#### Objective:
Report only how many lines of the entries below contain the string "icon".

Stored dataset items:
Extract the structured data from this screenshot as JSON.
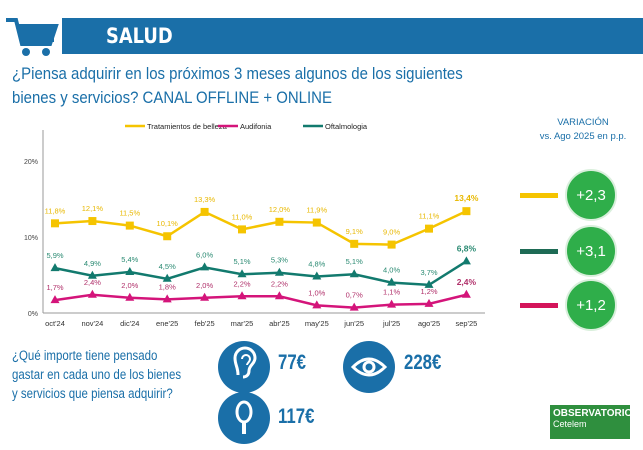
{
  "header": {
    "title": "SALUD"
  },
  "question": "¿Piensa adquirir en los próximos 3 meses algunos de los siguientes bienes y servicios? CANAL OFFLINE + ONLINE",
  "variation": {
    "title_line1": "VARIACIÓN",
    "title_line2": "vs. Ago 2025 en p.p.",
    "items": [
      {
        "series": "Tratamientos de belleza",
        "value": "+2,3",
        "color": "#f5c400"
      },
      {
        "series": "Oftalmología",
        "value": "+3,1",
        "color": "#1e6b55"
      },
      {
        "series": "Audifonía",
        "value": "+1,2",
        "color": "#d4145a"
      }
    ]
  },
  "spend": {
    "question": "¿Qué importe tiene pensado gastar en cada uno de los bienes y servicios que piensa adquirir?",
    "items": [
      {
        "icon": "ear-icon",
        "amount": "77€"
      },
      {
        "icon": "eye-icon",
        "amount": "228€"
      },
      {
        "icon": "mirror-icon",
        "amount": "117€"
      }
    ]
  },
  "logo": {
    "line1": "OBSERVATORIO",
    "line2": "Cetelem"
  },
  "chart_data": {
    "type": "line",
    "categories": [
      "oct'24",
      "nov'24",
      "dic'24",
      "ene'25",
      "feb'25",
      "mar'25",
      "abr'25",
      "may'25",
      "jun'25",
      "jul'25",
      "ago'25",
      "sep'25"
    ],
    "yticks": [
      "0%",
      "10%",
      "20%"
    ],
    "ylim": [
      0,
      20
    ],
    "legend": "top",
    "series": [
      {
        "name": "Tratamientos de belleza",
        "color": "#f5c400",
        "label_color": "#e8b800",
        "marker": "square",
        "values": [
          11.8,
          12.1,
          11.5,
          10.1,
          13.3,
          11.0,
          12.0,
          11.9,
          9.1,
          9.0,
          11.1,
          13.4
        ],
        "labels": [
          "11,8%",
          "12,1%",
          "11,5%",
          "10,1%",
          "13,3%",
          "11,0%",
          "12,0%",
          "11,9%",
          "9,1%",
          "9,0%",
          "11,1%",
          "13,4%"
        ]
      },
      {
        "name": "Audifonia",
        "color": "#d4147a",
        "label_color": "#b0306a",
        "marker": "triangle",
        "values": [
          1.7,
          2.4,
          2.0,
          1.8,
          2.0,
          2.2,
          2.2,
          1.0,
          0.7,
          1.1,
          1.2,
          2.4
        ],
        "labels": [
          "1,7%",
          "2,4%",
          "2,0%",
          "1,8%",
          "2,0%",
          "2,2%",
          "2,2%",
          "1,0%",
          "0,7%",
          "1,1%",
          "1,2%",
          "2,4%"
        ]
      },
      {
        "name": "Oftalmologia",
        "color": "#127a6e",
        "label_color": "#2a8a72",
        "marker": "triangle",
        "values": [
          5.9,
          4.9,
          5.4,
          4.5,
          6.0,
          5.1,
          5.3,
          4.8,
          5.1,
          4.0,
          3.7,
          6.8
        ],
        "labels": [
          "5,9%",
          "4,9%",
          "5,4%",
          "4,5%",
          "6,0%",
          "5,1%",
          "5,3%",
          "4,8%",
          "5,1%",
          "4,0%",
          "3,7%",
          "6,8%"
        ]
      }
    ]
  }
}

#### Finished exercise:
3